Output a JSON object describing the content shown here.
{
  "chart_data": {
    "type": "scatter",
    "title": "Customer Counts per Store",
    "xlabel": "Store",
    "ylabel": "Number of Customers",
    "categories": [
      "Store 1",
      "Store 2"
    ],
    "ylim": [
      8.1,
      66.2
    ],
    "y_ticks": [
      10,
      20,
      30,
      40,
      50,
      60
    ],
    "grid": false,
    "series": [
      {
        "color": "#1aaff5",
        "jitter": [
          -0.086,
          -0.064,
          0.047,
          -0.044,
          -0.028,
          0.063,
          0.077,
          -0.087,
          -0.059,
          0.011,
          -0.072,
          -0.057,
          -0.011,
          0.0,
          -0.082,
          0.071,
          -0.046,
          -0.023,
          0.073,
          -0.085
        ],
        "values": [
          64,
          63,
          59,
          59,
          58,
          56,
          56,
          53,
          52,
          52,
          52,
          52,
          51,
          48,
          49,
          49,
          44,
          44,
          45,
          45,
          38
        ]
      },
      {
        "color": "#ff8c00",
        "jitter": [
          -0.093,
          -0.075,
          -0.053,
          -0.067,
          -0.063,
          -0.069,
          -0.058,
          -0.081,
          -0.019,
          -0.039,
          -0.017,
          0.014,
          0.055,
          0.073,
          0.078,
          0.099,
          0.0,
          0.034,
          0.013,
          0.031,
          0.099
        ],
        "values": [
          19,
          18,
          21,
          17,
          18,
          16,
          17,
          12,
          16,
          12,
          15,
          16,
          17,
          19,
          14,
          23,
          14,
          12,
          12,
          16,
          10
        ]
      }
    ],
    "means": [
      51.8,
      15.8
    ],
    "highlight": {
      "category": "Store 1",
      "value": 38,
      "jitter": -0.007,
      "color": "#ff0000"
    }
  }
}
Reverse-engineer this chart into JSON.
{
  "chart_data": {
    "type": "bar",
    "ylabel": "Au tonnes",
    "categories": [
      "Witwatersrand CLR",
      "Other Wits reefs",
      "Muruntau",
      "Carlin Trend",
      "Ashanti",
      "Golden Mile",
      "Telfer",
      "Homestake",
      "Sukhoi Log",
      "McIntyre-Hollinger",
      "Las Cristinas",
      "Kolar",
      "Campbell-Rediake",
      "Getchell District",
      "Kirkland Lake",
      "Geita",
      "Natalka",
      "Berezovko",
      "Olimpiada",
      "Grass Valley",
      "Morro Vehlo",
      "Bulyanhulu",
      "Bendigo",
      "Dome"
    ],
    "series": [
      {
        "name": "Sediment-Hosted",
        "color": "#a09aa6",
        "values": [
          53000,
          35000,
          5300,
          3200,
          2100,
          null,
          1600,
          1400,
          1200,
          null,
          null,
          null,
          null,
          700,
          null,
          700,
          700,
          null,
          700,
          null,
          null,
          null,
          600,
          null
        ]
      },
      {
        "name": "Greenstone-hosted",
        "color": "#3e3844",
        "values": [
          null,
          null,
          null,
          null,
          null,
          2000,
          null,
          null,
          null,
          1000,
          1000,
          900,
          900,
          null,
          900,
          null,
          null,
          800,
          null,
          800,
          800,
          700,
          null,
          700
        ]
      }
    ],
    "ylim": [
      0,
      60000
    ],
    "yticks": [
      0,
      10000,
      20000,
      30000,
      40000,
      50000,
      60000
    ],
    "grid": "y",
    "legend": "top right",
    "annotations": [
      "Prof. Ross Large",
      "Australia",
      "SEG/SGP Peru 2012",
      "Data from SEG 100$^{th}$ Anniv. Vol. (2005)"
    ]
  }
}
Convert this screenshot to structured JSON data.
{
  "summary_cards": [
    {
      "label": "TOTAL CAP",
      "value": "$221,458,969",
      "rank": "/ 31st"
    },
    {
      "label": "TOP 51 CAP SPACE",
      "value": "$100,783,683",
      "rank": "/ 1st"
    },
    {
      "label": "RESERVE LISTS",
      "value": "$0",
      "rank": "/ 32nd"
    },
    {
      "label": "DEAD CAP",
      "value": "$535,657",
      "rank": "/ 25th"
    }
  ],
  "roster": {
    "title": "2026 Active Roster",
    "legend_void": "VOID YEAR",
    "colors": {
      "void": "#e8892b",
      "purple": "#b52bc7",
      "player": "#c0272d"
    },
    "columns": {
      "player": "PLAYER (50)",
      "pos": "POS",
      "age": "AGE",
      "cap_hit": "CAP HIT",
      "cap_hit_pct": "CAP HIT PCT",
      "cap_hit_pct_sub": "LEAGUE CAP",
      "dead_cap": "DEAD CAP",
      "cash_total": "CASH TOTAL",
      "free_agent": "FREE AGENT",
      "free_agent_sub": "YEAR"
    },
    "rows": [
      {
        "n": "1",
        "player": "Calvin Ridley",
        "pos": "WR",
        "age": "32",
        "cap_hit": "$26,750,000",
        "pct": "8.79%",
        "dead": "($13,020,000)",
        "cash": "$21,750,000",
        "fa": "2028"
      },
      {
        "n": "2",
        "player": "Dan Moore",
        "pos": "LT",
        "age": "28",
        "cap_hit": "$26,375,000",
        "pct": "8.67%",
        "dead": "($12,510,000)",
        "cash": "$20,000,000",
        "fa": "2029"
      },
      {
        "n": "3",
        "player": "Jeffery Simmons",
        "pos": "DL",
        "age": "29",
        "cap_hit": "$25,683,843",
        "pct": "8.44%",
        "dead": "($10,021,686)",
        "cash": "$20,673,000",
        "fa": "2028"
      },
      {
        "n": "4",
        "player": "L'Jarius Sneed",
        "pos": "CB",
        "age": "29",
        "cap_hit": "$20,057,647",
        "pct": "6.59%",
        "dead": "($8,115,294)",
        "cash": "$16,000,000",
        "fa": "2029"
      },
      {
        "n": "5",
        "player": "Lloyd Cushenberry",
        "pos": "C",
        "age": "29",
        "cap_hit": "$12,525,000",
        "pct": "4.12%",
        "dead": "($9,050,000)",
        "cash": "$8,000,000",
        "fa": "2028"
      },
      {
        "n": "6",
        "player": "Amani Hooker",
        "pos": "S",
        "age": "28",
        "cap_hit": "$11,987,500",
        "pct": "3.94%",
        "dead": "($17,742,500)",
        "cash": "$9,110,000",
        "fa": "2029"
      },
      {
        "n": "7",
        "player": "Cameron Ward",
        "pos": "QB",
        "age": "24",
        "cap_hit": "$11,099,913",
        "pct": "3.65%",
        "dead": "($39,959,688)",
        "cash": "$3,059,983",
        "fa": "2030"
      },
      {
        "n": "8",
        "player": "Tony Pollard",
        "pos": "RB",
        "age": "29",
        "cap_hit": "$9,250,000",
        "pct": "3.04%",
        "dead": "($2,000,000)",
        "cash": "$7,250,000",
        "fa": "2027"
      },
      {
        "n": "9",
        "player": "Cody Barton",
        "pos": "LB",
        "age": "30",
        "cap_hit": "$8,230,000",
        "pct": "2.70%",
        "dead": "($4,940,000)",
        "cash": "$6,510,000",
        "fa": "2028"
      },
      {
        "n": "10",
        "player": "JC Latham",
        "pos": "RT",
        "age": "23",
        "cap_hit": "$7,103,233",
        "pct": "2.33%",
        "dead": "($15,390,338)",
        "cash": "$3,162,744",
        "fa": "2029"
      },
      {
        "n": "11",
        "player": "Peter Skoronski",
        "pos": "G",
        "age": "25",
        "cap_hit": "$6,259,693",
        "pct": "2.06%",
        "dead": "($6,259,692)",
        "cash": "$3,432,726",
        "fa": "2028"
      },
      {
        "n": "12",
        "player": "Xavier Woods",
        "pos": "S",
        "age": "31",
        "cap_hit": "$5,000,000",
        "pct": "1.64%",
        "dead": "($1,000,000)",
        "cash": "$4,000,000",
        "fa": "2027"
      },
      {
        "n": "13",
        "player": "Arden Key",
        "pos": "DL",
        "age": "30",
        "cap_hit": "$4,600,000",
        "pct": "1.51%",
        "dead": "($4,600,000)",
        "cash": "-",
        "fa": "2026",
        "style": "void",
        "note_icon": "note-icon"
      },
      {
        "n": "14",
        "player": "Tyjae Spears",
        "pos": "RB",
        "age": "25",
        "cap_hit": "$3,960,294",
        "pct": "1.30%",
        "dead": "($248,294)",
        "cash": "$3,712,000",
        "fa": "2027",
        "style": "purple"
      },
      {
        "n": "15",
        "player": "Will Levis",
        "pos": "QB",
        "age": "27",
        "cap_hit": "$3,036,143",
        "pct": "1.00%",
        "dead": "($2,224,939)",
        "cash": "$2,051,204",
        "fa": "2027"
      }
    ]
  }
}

+---+

Task to complete:
List the lines of the records where "name" occurs.

Solution below:
        "name": "Sediment-Hosted",
        "name": "Greenstone-hosted",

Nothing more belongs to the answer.